What is the number of lines holding the word "JSON"? Give that number alone.
========================================
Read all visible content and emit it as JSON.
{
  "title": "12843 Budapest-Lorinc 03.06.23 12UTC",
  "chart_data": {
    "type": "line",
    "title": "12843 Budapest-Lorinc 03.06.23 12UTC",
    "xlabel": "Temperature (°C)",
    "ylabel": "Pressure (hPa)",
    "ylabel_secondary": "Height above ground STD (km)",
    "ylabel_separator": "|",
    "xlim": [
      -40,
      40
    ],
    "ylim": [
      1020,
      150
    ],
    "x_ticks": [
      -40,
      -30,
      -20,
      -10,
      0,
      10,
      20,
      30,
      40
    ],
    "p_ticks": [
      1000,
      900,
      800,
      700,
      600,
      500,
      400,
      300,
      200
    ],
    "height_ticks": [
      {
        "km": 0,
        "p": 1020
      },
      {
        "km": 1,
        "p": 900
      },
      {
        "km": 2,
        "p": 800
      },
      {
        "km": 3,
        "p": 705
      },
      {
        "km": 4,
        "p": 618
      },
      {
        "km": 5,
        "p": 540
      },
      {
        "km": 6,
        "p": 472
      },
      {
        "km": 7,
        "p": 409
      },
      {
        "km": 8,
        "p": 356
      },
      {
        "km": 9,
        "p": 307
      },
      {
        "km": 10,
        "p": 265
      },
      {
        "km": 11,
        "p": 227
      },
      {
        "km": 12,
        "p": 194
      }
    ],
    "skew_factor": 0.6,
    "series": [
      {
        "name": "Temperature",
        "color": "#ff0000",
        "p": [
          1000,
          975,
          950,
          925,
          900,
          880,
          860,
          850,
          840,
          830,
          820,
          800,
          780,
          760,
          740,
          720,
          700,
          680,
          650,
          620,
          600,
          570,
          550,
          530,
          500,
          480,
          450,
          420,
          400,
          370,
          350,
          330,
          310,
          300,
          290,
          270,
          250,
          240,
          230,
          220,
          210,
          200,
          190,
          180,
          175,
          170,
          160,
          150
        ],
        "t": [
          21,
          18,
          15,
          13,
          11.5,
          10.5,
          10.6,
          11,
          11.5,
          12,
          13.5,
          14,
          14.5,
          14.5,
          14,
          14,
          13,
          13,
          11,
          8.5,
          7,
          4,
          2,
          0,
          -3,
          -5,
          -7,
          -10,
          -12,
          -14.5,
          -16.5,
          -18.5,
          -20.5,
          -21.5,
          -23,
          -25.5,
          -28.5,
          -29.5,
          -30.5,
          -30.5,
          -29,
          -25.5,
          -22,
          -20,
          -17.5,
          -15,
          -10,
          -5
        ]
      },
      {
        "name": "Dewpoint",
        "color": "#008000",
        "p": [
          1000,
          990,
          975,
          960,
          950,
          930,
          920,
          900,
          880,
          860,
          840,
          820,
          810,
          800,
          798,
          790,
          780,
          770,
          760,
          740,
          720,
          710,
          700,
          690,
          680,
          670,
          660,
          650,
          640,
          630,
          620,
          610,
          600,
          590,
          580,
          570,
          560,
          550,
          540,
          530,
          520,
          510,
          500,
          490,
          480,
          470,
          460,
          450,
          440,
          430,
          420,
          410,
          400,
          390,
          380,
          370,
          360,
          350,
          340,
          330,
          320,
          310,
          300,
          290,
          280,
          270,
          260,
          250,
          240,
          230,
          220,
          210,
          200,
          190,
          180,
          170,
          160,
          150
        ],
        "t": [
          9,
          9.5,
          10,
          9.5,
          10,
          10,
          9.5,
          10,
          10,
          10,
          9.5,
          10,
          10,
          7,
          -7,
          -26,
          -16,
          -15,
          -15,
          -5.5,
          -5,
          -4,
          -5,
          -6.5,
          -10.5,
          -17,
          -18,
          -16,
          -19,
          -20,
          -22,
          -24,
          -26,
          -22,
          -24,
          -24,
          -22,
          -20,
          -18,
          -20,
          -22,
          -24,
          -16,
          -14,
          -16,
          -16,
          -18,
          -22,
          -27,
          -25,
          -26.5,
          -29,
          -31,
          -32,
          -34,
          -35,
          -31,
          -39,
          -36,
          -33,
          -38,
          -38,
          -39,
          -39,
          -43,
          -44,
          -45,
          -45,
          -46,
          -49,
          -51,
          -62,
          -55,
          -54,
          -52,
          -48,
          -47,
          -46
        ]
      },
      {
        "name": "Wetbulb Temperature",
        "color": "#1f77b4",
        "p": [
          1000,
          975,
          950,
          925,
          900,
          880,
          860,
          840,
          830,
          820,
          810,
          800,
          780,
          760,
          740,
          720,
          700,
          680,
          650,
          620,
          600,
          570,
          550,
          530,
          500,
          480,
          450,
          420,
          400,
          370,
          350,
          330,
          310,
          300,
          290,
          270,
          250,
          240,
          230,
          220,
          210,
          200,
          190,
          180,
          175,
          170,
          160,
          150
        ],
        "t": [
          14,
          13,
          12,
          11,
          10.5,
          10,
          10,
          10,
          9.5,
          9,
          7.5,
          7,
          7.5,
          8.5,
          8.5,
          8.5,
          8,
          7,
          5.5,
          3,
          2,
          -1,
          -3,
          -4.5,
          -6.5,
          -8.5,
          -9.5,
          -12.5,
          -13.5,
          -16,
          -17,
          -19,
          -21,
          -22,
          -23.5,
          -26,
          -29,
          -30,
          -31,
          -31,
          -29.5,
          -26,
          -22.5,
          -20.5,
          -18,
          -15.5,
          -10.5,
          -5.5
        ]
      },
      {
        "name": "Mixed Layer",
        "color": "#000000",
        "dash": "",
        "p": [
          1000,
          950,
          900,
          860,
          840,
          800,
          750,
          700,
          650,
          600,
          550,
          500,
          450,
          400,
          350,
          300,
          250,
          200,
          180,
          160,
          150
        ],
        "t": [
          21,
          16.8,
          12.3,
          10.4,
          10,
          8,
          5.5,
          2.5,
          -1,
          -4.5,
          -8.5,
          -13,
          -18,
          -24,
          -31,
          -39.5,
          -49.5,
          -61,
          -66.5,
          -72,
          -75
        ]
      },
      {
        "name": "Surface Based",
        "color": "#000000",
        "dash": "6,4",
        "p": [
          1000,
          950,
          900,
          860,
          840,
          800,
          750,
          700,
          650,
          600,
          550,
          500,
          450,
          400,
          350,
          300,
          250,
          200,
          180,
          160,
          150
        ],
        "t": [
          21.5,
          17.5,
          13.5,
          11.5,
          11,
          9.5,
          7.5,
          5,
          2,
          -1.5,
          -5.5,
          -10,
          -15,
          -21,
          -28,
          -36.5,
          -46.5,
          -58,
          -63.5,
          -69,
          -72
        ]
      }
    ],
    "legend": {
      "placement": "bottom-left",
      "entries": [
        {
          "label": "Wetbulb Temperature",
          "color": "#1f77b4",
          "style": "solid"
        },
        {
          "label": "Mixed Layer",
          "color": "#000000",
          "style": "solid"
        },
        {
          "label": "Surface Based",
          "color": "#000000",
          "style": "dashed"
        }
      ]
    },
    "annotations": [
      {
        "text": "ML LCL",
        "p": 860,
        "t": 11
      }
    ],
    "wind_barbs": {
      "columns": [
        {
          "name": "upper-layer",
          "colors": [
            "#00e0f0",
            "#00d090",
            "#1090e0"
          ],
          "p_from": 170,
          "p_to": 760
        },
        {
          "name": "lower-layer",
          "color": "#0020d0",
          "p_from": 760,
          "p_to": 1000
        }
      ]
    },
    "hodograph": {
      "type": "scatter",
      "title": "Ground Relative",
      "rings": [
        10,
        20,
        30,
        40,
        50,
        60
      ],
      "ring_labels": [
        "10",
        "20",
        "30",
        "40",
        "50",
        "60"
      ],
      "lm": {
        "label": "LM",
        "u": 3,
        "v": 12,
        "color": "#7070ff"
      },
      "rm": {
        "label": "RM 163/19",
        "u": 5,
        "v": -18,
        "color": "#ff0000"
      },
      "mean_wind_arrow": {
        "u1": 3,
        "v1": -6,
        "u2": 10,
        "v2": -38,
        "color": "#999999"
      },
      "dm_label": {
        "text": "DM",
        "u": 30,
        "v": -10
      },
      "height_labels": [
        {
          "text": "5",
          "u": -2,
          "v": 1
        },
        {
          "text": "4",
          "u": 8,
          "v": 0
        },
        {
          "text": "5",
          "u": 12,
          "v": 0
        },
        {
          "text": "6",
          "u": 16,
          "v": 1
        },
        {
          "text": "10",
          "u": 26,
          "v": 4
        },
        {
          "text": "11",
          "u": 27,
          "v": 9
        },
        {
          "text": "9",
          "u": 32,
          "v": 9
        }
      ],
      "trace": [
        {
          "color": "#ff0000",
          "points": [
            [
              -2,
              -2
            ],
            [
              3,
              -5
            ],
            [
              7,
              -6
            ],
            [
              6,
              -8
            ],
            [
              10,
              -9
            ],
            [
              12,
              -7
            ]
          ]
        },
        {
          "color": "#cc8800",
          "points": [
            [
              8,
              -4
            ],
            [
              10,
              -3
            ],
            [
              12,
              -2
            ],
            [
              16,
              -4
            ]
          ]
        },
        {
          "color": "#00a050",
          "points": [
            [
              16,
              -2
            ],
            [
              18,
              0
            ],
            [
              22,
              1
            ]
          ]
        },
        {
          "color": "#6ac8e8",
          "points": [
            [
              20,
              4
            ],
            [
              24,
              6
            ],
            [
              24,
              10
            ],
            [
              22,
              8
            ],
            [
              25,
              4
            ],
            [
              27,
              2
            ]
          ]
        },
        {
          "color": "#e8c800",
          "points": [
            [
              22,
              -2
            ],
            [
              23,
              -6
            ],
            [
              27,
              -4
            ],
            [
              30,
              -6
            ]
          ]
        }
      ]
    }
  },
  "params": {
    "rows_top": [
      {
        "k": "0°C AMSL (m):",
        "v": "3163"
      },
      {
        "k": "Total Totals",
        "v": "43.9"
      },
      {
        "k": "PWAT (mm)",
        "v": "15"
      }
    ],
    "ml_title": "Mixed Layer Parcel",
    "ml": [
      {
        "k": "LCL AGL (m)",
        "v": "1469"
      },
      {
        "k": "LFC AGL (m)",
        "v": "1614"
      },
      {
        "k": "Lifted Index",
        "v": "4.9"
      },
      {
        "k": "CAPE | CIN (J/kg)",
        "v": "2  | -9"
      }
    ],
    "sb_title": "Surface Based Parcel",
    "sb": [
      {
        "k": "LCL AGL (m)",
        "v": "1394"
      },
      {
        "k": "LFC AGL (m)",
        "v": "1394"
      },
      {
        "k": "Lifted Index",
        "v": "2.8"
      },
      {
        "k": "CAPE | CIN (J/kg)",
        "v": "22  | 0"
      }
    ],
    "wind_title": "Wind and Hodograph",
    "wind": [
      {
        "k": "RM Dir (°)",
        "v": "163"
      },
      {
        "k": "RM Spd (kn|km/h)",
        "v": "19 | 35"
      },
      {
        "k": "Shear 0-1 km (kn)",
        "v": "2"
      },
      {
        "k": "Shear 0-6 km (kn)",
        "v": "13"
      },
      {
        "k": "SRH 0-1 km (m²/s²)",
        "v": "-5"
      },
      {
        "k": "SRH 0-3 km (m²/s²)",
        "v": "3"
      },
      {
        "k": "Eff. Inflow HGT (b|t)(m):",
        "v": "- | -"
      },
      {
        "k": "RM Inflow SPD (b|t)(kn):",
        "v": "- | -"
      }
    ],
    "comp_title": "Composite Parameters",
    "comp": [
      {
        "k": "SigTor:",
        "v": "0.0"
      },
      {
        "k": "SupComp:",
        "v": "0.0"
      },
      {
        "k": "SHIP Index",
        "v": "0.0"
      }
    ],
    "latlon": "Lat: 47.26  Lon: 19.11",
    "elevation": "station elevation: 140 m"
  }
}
========================================
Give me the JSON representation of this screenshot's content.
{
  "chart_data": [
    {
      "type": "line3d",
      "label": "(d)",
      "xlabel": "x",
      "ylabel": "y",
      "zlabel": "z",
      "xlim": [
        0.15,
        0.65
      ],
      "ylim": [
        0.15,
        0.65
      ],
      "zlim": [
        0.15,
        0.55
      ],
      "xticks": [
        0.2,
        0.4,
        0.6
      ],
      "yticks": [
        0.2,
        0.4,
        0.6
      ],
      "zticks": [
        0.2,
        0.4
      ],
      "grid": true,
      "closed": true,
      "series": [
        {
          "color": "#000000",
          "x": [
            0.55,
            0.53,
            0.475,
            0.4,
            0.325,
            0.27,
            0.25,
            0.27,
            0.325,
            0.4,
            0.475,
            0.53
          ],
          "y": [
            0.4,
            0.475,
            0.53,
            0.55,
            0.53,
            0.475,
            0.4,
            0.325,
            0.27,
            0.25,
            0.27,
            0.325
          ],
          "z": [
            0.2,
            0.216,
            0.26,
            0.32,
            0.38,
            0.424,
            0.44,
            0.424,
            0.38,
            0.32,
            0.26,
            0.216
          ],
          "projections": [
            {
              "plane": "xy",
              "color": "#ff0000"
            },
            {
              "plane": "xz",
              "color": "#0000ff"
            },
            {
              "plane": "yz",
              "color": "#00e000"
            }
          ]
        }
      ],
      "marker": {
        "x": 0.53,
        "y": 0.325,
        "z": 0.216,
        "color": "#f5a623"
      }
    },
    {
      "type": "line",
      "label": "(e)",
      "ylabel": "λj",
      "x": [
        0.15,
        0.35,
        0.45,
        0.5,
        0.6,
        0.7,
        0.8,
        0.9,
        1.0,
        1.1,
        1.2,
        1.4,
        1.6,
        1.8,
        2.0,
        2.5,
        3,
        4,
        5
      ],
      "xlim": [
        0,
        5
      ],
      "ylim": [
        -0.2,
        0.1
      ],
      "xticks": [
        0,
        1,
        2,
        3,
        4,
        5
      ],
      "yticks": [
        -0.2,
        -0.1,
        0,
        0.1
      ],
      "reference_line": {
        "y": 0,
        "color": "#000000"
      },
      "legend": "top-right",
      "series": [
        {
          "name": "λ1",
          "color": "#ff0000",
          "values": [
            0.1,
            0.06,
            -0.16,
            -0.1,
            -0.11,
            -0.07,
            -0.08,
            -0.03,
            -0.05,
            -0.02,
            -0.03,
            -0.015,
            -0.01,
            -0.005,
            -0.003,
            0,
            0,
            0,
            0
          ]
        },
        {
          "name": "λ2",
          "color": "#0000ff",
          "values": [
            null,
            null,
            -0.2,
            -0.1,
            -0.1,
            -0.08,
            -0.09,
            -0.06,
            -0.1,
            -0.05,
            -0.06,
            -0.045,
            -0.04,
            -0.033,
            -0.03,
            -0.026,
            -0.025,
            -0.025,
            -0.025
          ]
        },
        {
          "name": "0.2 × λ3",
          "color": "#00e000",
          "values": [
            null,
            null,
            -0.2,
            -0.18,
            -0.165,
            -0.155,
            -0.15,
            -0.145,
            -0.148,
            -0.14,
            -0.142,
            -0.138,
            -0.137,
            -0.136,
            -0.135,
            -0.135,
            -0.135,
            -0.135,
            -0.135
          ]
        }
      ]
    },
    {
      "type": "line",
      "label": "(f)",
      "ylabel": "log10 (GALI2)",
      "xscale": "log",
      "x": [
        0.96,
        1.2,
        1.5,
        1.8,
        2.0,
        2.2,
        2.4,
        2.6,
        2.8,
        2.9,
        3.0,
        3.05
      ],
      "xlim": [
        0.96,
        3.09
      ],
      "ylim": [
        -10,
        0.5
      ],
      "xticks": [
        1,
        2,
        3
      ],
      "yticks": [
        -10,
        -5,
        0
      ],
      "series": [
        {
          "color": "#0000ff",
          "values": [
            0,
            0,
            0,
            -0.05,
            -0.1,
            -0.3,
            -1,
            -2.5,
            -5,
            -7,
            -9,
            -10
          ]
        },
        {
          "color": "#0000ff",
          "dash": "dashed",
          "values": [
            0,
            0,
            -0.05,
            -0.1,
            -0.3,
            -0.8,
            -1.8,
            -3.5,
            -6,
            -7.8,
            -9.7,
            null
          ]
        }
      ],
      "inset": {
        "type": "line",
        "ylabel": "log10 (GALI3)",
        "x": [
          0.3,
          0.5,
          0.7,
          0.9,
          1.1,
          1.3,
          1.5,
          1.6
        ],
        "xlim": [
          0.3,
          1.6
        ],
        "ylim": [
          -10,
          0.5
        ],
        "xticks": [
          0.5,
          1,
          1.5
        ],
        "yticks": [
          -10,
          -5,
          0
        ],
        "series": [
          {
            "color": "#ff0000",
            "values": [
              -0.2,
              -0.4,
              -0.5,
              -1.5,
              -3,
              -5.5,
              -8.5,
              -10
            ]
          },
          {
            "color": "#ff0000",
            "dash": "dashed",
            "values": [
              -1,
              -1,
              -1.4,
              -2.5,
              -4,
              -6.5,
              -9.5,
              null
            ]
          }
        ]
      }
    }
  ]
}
========================================
ANSWER TO THIS EXERCISE> 2